*Task objective*
Extract, from the records beneath this instruction, each line that contains the word "tarbiya".

##############################

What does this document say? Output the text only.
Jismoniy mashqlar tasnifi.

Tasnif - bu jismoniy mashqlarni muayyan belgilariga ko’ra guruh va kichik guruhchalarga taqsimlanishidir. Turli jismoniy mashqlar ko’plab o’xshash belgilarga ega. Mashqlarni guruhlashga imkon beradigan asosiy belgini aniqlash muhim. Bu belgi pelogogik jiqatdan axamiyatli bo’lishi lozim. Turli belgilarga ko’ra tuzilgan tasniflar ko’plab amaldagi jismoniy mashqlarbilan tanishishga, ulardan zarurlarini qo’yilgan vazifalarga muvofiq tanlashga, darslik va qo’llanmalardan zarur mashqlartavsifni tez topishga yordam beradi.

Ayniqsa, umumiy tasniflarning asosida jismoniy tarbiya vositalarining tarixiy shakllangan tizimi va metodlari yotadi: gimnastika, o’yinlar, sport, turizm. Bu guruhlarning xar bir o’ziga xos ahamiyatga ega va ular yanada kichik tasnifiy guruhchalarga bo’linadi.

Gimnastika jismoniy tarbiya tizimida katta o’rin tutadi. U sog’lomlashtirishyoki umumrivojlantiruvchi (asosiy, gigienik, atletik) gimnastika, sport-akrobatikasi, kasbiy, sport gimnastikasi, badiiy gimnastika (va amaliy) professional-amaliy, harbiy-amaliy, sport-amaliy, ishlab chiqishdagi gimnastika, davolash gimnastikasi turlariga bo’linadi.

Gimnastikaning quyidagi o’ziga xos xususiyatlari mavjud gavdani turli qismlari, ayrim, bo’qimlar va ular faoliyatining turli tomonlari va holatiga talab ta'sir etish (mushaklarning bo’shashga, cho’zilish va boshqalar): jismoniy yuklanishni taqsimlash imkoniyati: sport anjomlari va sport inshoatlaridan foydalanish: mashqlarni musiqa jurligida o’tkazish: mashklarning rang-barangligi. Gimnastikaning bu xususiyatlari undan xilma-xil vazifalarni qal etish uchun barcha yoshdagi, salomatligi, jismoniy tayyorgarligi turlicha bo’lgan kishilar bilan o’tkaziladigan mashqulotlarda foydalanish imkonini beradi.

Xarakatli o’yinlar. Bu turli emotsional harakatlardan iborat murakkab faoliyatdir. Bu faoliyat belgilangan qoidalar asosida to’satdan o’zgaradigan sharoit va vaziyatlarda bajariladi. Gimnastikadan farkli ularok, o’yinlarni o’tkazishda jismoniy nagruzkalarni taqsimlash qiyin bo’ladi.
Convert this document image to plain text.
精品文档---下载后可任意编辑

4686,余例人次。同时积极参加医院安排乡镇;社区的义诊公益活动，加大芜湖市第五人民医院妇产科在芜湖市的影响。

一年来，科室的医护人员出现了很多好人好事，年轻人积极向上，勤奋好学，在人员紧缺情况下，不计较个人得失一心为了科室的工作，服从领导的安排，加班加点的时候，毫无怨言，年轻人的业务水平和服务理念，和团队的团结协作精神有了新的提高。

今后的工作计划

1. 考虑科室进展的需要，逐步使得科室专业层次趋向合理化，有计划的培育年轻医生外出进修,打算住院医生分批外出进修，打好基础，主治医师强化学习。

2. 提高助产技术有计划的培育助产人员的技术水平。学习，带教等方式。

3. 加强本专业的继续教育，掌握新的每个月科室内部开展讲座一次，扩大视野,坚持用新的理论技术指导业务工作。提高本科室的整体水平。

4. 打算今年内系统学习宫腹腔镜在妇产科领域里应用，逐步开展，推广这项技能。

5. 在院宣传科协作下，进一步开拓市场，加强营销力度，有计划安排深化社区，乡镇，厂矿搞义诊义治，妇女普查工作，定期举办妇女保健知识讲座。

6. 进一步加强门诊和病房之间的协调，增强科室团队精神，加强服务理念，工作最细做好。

##############################

*Answer to this exercise*
Ayniqsa, umumiy tasniflarning asosida jismoniy tarbiya vositalarining tarixiy shakllangan tizimi va metodlari yotadi: gimnastika, o’yinlar, sport, turizm. Bu guruhlarning xar bir o’ziga xos ahamiyatga ega va ular yanada kichik tasnifiy guruhchalarga bo’linadi.
Gimnastika jismoniy tarbiya tizimida katta o’rin tutadi. U sog’lomlashtirishyoki umumrivojlantiruvchi (asosiy, gigienik, atletik) gimnastika, sport-akrobatikasi, kasbiy, sport gimnastikasi, badiiy gimnastika (va amaliy) professional-amaliy, harbiy-amaliy, sport-amaliy, ishlab chiqishdagi gimnastika, davolash gimnastikasi turlariga bo’linadi.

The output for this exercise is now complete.